- [What is asked] Go through the entries one line at a time, and gather every line that has the word "subject".

..........

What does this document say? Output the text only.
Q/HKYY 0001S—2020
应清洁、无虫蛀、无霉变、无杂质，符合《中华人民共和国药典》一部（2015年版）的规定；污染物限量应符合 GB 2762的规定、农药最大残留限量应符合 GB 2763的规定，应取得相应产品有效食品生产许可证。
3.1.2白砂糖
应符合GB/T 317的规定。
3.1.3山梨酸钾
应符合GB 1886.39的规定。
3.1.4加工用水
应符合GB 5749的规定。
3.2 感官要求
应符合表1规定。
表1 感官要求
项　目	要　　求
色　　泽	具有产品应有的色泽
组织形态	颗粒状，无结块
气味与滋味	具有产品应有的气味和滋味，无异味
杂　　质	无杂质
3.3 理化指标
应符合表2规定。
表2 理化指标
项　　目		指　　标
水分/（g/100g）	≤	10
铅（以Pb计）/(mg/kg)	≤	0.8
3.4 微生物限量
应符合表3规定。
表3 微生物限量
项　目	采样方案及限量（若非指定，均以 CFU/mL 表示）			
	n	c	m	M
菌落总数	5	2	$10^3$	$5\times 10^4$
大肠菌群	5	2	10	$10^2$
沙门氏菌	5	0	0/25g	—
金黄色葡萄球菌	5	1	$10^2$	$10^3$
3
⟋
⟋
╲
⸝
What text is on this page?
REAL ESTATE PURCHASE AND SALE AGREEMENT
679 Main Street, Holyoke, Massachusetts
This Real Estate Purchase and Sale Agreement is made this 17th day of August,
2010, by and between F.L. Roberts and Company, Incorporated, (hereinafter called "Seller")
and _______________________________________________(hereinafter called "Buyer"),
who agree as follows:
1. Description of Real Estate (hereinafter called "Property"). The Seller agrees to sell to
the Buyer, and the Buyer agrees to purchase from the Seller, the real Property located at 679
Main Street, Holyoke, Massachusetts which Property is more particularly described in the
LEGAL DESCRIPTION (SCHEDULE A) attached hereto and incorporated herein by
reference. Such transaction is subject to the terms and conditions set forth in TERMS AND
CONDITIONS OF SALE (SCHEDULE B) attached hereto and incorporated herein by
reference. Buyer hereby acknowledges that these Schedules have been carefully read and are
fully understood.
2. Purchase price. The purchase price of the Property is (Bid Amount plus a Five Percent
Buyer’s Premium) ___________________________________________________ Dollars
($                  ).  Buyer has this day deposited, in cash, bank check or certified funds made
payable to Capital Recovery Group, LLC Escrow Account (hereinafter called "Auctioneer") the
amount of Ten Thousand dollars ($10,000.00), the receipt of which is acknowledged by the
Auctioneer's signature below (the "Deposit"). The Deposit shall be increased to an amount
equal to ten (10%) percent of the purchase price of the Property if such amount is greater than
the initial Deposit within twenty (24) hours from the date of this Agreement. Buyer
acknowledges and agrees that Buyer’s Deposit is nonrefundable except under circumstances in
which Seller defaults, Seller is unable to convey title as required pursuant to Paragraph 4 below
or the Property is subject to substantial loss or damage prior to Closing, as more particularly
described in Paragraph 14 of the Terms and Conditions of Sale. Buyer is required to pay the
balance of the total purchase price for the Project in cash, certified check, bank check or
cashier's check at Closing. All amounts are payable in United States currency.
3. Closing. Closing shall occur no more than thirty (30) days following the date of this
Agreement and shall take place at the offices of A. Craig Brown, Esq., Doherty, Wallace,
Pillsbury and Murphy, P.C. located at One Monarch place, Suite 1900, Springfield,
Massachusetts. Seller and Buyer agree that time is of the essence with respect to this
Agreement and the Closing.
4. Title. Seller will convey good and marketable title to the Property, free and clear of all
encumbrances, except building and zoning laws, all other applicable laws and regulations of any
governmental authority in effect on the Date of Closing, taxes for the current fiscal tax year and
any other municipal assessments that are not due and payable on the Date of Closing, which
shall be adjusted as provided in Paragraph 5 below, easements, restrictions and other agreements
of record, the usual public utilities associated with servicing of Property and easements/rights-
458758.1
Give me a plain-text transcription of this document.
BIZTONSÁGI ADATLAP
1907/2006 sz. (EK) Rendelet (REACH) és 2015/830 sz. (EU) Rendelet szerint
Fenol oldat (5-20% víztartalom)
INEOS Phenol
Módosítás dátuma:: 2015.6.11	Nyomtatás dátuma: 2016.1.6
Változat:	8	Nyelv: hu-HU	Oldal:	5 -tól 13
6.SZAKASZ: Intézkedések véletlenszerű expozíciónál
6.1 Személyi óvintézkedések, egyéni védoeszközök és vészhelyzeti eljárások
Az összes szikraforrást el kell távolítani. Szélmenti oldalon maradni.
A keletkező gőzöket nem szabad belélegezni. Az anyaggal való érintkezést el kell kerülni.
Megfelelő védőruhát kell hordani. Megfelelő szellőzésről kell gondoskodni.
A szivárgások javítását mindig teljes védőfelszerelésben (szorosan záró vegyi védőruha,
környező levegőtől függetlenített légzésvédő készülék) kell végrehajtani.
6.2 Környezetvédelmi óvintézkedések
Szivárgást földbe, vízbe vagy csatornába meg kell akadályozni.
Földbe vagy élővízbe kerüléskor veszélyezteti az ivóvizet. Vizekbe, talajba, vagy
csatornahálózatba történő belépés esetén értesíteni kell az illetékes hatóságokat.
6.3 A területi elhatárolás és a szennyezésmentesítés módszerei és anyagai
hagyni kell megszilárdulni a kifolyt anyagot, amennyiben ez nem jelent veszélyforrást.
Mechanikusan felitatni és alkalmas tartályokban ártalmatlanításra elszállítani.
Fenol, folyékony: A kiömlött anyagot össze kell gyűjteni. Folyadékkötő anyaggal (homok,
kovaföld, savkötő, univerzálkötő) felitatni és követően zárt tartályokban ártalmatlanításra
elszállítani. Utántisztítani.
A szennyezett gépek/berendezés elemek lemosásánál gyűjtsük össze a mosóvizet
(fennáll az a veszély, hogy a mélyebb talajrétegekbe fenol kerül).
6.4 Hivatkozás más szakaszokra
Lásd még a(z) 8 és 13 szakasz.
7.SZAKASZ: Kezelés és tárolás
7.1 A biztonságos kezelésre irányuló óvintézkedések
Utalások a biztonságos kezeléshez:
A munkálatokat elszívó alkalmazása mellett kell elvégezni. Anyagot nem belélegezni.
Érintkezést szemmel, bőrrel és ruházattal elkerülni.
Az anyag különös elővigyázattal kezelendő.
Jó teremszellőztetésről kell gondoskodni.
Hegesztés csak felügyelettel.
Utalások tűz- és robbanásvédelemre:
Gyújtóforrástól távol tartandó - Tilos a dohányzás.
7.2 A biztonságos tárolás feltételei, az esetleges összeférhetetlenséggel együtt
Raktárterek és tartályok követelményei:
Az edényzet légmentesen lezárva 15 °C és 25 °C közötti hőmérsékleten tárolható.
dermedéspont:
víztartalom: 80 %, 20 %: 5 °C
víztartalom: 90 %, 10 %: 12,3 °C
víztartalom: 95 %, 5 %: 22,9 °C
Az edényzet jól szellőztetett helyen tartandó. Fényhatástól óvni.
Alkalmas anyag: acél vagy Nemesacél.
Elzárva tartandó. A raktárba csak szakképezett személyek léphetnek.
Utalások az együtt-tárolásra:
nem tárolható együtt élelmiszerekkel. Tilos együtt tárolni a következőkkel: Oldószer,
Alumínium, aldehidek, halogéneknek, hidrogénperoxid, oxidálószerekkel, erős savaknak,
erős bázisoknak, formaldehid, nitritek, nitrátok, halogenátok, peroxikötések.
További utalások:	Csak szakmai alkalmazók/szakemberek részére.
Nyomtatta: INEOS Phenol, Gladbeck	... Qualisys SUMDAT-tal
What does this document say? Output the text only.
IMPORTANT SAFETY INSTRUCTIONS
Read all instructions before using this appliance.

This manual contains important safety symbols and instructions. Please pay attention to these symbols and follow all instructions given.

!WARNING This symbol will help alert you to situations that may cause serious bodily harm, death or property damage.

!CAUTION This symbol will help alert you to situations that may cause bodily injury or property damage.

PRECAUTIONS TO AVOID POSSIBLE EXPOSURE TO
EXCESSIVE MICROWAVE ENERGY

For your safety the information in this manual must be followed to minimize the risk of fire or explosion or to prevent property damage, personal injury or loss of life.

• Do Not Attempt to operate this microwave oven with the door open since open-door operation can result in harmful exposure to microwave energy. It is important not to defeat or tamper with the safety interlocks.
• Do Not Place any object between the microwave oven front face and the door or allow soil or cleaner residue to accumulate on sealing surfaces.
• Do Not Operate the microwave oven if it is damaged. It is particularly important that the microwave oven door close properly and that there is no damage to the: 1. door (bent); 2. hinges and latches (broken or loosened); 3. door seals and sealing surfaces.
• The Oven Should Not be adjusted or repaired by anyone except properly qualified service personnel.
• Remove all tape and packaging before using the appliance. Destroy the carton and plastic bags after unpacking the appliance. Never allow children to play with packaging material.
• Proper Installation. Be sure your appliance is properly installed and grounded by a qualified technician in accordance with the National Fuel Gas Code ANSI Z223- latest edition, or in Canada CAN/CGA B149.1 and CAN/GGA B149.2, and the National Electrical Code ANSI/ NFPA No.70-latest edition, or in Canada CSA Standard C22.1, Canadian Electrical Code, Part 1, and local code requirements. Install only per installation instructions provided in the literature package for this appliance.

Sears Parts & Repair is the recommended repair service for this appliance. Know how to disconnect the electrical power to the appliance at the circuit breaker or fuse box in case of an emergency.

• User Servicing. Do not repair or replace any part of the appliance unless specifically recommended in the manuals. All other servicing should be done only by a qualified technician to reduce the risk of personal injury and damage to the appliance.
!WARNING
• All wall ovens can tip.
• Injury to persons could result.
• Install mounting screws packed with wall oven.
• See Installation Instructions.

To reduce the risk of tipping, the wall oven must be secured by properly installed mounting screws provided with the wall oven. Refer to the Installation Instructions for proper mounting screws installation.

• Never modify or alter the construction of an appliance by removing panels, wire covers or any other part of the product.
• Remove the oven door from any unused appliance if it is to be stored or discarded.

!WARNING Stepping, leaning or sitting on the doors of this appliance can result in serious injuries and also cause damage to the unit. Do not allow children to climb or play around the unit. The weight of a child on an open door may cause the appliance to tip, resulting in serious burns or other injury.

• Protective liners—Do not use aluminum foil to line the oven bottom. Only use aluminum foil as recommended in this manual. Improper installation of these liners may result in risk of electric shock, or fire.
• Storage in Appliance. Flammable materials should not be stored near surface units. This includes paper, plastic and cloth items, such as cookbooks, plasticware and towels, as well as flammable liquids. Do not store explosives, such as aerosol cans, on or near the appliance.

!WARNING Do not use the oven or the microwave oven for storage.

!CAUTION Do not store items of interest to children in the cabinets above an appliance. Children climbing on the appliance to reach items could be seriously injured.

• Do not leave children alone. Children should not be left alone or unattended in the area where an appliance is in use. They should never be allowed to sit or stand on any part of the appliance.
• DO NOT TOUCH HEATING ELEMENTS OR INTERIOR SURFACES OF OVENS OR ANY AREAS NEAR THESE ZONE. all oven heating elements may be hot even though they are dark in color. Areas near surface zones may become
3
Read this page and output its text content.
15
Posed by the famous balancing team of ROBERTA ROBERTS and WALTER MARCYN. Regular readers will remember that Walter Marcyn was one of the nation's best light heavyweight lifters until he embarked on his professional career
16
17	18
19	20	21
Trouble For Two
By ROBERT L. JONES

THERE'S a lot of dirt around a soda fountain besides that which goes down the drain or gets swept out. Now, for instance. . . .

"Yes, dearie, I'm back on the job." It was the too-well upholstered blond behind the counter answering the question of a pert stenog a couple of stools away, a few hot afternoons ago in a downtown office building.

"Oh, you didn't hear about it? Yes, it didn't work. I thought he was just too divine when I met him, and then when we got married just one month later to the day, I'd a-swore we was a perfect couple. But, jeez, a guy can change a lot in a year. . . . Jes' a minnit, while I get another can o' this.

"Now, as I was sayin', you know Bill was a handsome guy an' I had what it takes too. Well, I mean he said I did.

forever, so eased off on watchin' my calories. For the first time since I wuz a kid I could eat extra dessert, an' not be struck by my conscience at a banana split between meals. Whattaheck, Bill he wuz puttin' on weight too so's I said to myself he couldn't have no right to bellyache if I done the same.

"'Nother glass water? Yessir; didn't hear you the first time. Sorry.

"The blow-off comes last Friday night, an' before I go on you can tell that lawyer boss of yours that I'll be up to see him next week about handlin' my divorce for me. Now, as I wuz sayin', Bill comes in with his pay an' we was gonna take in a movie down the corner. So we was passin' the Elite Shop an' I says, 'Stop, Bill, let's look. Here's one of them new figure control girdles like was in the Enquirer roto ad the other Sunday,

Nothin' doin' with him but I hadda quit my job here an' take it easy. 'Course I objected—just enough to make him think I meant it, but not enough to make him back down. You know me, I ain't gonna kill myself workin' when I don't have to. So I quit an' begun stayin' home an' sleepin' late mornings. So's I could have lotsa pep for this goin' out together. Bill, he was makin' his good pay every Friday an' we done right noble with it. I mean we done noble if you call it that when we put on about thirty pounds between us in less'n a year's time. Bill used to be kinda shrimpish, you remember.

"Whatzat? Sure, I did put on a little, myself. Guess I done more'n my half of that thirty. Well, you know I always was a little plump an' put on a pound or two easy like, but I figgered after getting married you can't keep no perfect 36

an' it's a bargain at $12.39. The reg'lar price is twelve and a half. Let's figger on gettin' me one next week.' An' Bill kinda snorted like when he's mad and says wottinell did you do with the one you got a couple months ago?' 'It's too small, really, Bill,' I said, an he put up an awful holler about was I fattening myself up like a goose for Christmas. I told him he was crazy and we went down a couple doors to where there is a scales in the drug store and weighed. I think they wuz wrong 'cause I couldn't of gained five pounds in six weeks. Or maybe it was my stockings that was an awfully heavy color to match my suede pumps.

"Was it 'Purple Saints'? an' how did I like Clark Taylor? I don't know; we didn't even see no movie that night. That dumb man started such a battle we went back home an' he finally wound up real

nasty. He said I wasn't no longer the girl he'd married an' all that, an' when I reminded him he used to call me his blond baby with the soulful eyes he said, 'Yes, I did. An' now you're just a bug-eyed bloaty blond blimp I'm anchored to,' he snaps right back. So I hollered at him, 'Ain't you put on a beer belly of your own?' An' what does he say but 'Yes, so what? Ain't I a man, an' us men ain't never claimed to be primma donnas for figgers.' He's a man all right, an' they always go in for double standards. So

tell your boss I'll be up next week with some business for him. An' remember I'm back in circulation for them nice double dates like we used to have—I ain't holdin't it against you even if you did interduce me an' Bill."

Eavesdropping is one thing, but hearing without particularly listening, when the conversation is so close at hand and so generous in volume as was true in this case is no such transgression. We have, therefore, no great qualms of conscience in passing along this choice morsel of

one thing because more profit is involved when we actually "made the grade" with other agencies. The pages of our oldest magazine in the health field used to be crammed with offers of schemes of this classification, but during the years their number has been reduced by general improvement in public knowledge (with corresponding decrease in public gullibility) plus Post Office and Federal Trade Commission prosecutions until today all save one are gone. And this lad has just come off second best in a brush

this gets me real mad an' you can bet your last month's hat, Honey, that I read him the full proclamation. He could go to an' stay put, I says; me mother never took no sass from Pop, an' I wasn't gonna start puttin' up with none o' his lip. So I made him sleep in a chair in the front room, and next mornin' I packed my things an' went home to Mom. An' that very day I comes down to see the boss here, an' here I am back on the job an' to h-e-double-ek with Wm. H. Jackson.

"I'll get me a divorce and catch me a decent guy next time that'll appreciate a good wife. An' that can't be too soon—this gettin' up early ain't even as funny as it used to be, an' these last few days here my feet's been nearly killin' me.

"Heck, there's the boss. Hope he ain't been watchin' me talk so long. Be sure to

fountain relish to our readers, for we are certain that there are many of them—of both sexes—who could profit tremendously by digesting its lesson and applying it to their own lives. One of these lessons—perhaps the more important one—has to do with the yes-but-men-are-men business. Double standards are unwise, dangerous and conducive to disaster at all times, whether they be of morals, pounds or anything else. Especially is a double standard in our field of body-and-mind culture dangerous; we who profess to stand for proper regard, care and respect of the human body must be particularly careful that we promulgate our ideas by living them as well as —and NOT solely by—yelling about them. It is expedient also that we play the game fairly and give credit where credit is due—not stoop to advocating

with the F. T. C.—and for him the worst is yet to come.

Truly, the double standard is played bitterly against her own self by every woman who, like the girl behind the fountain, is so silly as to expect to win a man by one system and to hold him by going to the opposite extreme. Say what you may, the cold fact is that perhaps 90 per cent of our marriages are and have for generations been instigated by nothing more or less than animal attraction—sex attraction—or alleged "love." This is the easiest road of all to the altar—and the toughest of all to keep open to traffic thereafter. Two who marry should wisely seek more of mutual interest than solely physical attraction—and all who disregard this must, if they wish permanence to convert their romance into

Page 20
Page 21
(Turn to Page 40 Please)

..........

- [Exercise result]
reference. Such transaction is subject to the terms and conditions set forth in TERMS AND
or the Property is subject to substantial loss or damage prior to Closing, as more particularly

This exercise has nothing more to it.